Dataset rows about figures:
###

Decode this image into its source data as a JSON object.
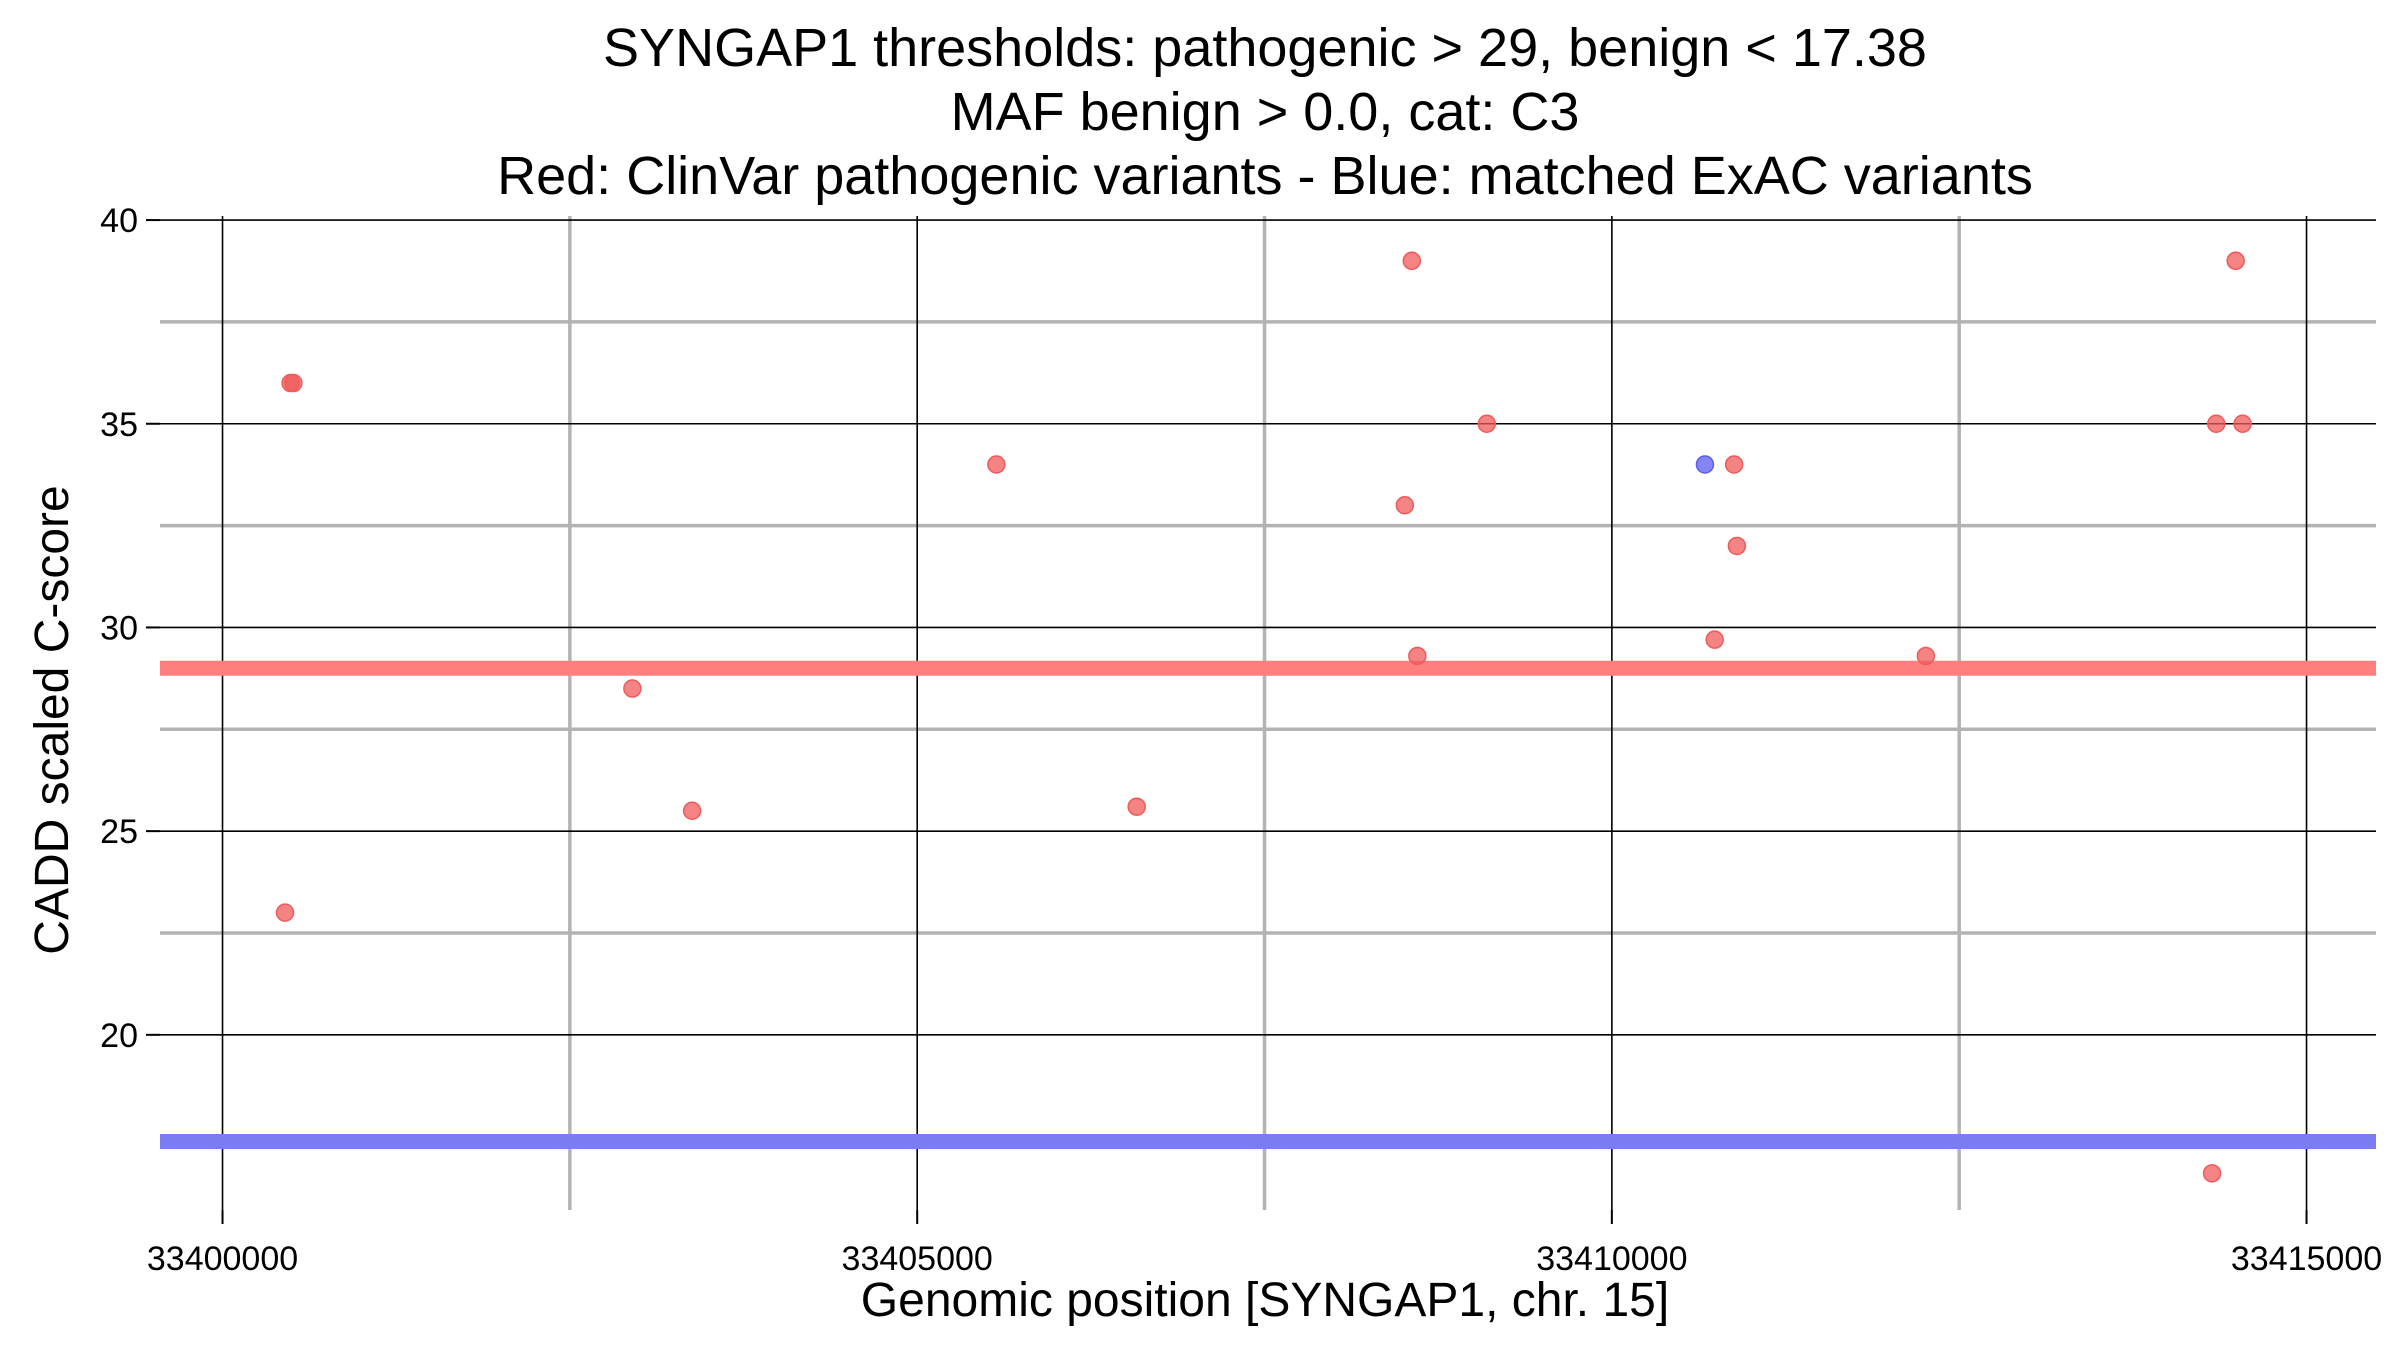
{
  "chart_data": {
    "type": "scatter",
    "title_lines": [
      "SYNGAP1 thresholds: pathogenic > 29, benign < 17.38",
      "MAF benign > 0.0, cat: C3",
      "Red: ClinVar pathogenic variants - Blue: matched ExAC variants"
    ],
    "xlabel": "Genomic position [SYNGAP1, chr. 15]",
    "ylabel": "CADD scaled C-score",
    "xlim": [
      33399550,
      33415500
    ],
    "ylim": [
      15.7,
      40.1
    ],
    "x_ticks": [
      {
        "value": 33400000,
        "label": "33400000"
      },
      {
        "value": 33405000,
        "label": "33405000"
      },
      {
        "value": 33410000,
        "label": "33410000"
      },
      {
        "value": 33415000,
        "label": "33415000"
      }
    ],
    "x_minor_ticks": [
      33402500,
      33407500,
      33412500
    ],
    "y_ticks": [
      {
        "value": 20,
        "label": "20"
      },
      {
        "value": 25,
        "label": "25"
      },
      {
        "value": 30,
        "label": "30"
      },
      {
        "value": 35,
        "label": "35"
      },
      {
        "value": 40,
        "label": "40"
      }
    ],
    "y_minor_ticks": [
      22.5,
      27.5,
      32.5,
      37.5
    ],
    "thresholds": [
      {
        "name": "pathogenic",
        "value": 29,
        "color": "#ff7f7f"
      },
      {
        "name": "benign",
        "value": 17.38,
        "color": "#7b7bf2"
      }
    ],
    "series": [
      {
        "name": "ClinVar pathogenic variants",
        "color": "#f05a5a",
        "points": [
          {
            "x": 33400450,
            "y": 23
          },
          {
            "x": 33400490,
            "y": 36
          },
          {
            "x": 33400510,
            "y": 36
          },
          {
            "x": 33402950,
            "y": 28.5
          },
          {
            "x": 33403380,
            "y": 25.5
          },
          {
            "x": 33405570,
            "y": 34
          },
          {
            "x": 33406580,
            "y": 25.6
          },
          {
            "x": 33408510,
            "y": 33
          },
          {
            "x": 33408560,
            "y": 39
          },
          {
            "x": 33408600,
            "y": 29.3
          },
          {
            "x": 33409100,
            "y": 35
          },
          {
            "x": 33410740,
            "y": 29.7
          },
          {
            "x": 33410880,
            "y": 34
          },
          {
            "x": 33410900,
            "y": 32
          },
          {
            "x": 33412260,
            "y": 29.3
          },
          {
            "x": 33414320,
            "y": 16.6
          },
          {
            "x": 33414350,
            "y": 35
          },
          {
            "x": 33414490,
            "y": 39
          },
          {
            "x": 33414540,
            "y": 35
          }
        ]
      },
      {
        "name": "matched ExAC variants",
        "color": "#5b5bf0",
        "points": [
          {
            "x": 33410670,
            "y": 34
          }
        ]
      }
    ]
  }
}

###

Could you set down the data exactly as given, minus its pictures?

Decode this image into its source data as a JSON object.
{
  "chart_data": {
    "type": "scatter",
    "title_lines": [
      "SYNGAP1 thresholds: pathogenic > 29, benign < 17.38",
      "MAF benign > 0.0, cat: C3",
      "Red: ClinVar pathogenic variants - Blue: matched ExAC variants"
    ],
    "xlabel": "Genomic position [SYNGAP1, chr. 15]",
    "ylabel": "CADD scaled C-score",
    "xlim": [
      33399550,
      33415500
    ],
    "ylim": [
      15.7,
      40.1
    ],
    "x_ticks": [
      {
        "value": 33400000,
        "label": "33400000"
      },
      {
        "value": 33405000,
        "label": "33405000"
      },
      {
        "value": 33410000,
        "label": "33410000"
      },
      {
        "value": 33415000,
        "label": "33415000"
      }
    ],
    "x_minor_ticks": [
      33402500,
      33407500,
      33412500
    ],
    "y_ticks": [
      {
        "value": 20,
        "label": "20"
      },
      {
        "value": 25,
        "label": "25"
      },
      {
        "value": 30,
        "label": "30"
      },
      {
        "value": 35,
        "label": "35"
      },
      {
        "value": 40,
        "label": "40"
      }
    ],
    "y_minor_ticks": [
      22.5,
      27.5,
      32.5,
      37.5
    ],
    "thresholds": [
      {
        "name": "pathogenic",
        "value": 29,
        "color": "#ff7f7f"
      },
      {
        "name": "benign",
        "value": 17.38,
        "color": "#7b7bf2"
      }
    ],
    "series": [
      {
        "name": "ClinVar pathogenic variants",
        "color": "#f05a5a",
        "points": [
          {
            "x": 33400450,
            "y": 23
          },
          {
            "x": 33400490,
            "y": 36
          },
          {
            "x": 33400510,
            "y": 36
          },
          {
            "x": 33402950,
            "y": 28.5
          },
          {
            "x": 33403380,
            "y": 25.5
          },
          {
            "x": 33405570,
            "y": 34
          },
          {
            "x": 33406580,
            "y": 25.6
          },
          {
            "x": 33408510,
            "y": 33
          },
          {
            "x": 33408560,
            "y": 39
          },
          {
            "x": 33408600,
            "y": 29.3
          },
          {
            "x": 33409100,
            "y": 35
          },
          {
            "x": 33410740,
            "y": 29.7
          },
          {
            "x": 33410880,
            "y": 34
          },
          {
            "x": 33410900,
            "y": 32
          },
          {
            "x": 33412260,
            "y": 29.3
          },
          {
            "x": 33414320,
            "y": 16.6
          },
          {
            "x": 33414350,
            "y": 35
          },
          {
            "x": 33414490,
            "y": 39
          },
          {
            "x": 33414540,
            "y": 35
          }
        ]
      },
      {
        "name": "matched ExAC variants",
        "color": "#5b5bf0",
        "points": [
          {
            "x": 33410670,
            "y": 34
          }
        ]
      }
    ]
  }
}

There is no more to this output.